Every record below should be printed exactly as given.
□ □ □ □ □
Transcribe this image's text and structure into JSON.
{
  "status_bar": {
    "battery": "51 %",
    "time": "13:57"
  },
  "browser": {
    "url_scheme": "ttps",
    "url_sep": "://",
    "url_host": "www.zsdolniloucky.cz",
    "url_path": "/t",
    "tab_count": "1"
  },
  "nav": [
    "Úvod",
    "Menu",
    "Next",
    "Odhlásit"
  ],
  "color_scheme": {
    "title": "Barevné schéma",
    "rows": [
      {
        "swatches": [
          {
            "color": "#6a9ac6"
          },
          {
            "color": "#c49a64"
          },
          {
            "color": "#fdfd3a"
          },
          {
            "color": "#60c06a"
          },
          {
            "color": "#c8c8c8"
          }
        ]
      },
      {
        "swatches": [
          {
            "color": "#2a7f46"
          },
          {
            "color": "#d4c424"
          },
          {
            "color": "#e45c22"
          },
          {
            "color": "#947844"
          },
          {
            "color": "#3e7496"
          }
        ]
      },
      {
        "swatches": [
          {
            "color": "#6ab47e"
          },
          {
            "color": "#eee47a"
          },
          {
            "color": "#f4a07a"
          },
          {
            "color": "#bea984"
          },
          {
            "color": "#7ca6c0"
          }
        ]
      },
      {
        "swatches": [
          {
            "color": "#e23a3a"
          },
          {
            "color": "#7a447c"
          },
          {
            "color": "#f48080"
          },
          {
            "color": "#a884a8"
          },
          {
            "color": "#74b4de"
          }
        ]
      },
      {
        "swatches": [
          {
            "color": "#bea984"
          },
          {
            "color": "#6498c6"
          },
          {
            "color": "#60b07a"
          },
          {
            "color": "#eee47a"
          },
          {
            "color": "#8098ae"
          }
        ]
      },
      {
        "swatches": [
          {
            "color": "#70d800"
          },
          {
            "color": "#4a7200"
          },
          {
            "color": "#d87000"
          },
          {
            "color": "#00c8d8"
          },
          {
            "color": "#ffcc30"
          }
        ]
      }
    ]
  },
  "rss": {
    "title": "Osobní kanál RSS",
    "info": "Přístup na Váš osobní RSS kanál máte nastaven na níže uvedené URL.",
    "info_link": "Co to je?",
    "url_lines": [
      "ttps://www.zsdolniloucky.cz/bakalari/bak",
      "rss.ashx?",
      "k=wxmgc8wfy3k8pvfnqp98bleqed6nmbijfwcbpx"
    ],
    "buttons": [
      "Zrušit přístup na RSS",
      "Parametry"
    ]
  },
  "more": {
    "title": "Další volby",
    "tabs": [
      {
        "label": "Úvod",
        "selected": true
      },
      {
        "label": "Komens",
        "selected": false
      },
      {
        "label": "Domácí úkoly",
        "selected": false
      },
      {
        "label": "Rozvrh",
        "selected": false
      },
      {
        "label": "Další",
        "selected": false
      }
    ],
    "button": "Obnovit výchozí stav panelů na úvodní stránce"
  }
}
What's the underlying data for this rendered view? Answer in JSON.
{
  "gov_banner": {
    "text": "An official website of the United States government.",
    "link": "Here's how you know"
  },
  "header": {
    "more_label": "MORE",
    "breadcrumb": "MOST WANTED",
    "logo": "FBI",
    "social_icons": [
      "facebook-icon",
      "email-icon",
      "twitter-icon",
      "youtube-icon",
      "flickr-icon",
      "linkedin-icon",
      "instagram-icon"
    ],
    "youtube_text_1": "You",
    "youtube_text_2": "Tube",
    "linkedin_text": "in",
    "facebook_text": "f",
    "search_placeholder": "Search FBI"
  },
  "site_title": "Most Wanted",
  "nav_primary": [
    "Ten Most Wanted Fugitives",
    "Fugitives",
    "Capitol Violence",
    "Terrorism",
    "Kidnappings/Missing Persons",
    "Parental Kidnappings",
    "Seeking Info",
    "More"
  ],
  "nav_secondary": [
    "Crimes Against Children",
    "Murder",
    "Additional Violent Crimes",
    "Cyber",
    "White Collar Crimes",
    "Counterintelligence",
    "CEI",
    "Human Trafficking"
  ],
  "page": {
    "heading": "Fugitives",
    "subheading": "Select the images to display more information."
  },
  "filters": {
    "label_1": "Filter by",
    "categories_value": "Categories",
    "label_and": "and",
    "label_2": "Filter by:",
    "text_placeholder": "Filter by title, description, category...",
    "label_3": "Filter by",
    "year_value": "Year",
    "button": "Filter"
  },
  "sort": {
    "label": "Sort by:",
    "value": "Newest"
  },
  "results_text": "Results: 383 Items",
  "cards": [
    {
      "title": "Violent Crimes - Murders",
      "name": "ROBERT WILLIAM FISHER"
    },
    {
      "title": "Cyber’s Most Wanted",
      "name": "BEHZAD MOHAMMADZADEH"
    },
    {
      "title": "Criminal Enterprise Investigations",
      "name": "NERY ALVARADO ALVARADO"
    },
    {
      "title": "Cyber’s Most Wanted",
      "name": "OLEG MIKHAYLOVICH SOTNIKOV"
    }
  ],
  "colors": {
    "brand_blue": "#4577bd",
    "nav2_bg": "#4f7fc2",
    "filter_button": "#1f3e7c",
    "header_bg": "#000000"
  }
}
□ □ □ □ □
• WRITTEN SOLUTION:
Transcribe this image's text and structure into JSON.
{
  "status_bar": {
    "battery": "51 %",
    "time": "13:57"
  },
  "browser": {
    "url_scheme": "ttps",
    "url_sep": "://",
    "url_host": "www.zsdolniloucky.cz",
    "url_path": "/t",
    "tab_count": "1"
  },
  "nav": [
    "Úvod",
    "Menu",
    "Next",
    "Odhlásit"
  ],
  "color_scheme": {
    "title": "Barevné schéma",
    "rows": [
      {
        "swatches": [
          {
            "color": "#6a9ac6"
          },
          {
            "color": "#c49a64"
          },
          {
            "color": "#fdfd3a"
          },
          {
            "color": "#60c06a"
          },
          {
            "color": "#c8c8c8"
          }
        ]
      },
      {
        "swatches": [
          {
            "color": "#2a7f46"
          },
          {
            "color": "#d4c424"
          },
          {
            "color": "#e45c22"
          },
          {
            "color": "#947844"
          },
          {
            "color": "#3e7496"
          }
        ]
      },
      {
        "swatches": [
          {
            "color": "#6ab47e"
          },
          {
            "color": "#eee47a"
          },
          {
            "color": "#f4a07a"
          },
          {
            "color": "#bea984"
          },
          {
            "color": "#7ca6c0"
          }
        ]
      },
      {
        "swatches": [
          {
            "color": "#e23a3a"
          },
          {
            "color": "#7a447c"
          },
          {
            "color": "#f48080"
          },
          {
            "color": "#a884a8"
          },
          {
            "color": "#74b4de"
          }
        ]
      },
      {
        "swatches": [
          {
            "color": "#bea984"
          },
          {
            "color": "#6498c6"
          },
          {
            "color": "#60b07a"
          },
          {
            "color": "#eee47a"
          },
          {
            "color": "#8098ae"
          }
        ]
      },
      {
        "swatches": [
          {
            "color": "#70d800"
          },
          {
            "color": "#4a7200"
          },
          {
            "color": "#d87000"
          },
          {
            "color": "#00c8d8"
          },
          {
            "color": "#ffcc30"
          }
        ]
      }
    ]
  },
  "rss": {
    "title": "Osobní kanál RSS",
    "info": "Přístup na Váš osobní RSS kanál máte nastaven na níže uvedené URL.",
    "info_link": "Co to je?",
    "url_lines": [
      "ttps://www.zsdolniloucky.cz/bakalari/bak",
      "rss.ashx?",
      "k=wxmgc8wfy3k8pvfnqp98bleqed6nmbijfwcbpx"
    ],
    "buttons": [
      "Zrušit přístup na RSS",
      "Parametry"
    ]
  },
  "more": {
    "title": "Další volby",
    "tabs": [
      {
        "label": "Úvod",
        "selected": true
      },
      {
        "label": "Komens",
        "selected": false
      },
      {
        "label": "Domácí úkoly",
        "selected": false
      },
      {
        "label": "Rozvrh",
        "selected": false
      },
      {
        "label": "Další",
        "selected": false
      }
    ],
    "button": "Obnovit výchozí stav panelů na úvodní stránce"
  }
}
What's the underlying data for this rendered view? Answer in JSON.
{
  "gov_banner": {
    "text": "An official website of the United States government.",
    "link": "Here's how you know"
  },
  "header": {
    "more_label": "MORE",
    "breadcrumb": "MOST WANTED",
    "logo": "FBI",
    "social_icons": [
      "facebook-icon",
      "email-icon",
      "twitter-icon",
      "youtube-icon",
      "flickr-icon",
      "linkedin-icon",
      "instagram-icon"
    ],
    "youtube_text_1": "You",
    "youtube_text_2": "Tube",
    "linkedin_text": "in",
    "facebook_text": "f",
    "search_placeholder": "Search FBI"
  },
  "site_title": "Most Wanted",
  "nav_primary": [
    "Ten Most Wanted Fugitives",
    "Fugitives",
    "Capitol Violence",
    "Terrorism",
    "Kidnappings/Missing Persons",
    "Parental Kidnappings",
    "Seeking Info",
    "More"
  ],
  "nav_secondary": [
    "Crimes Against Children",
    "Murder",
    "Additional Violent Crimes",
    "Cyber",
    "White Collar Crimes",
    "Counterintelligence",
    "CEI",
    "Human Trafficking"
  ],
  "page": {
    "heading": "Fugitives",
    "subheading": "Select the images to display more information."
  },
  "filters": {
    "label_1": "Filter by",
    "categories_value": "Categories",
    "label_and": "and",
    "label_2": "Filter by:",
    "text_placeholder": "Filter by title, description, category...",
    "label_3": "Filter by",
    "year_value": "Year",
    "button": "Filter"
  },
  "sort": {
    "label": "Sort by:",
    "value": "Newest"
  },
  "results_text": "Results: 383 Items",
  "cards": [
    {
      "title": "Violent Crimes - Murders",
      "name": "ROBERT WILLIAM FISHER"
    },
    {
      "title": "Cyber’s Most Wanted",
      "name": "BEHZAD MOHAMMADZADEH"
    },
    {
      "title": "Criminal Enterprise Investigations",
      "name": "NERY ALVARADO ALVARADO"
    },
    {
      "title": "Cyber’s Most Wanted",
      "name": "OLEG MIKHAYLOVICH SOTNIKOV"
    }
  ],
  "colors": {
    "brand_blue": "#4577bd",
    "nav2_bg": "#4f7fc2",
    "filter_button": "#1f3e7c",
    "header_bg": "#000000"
  }
}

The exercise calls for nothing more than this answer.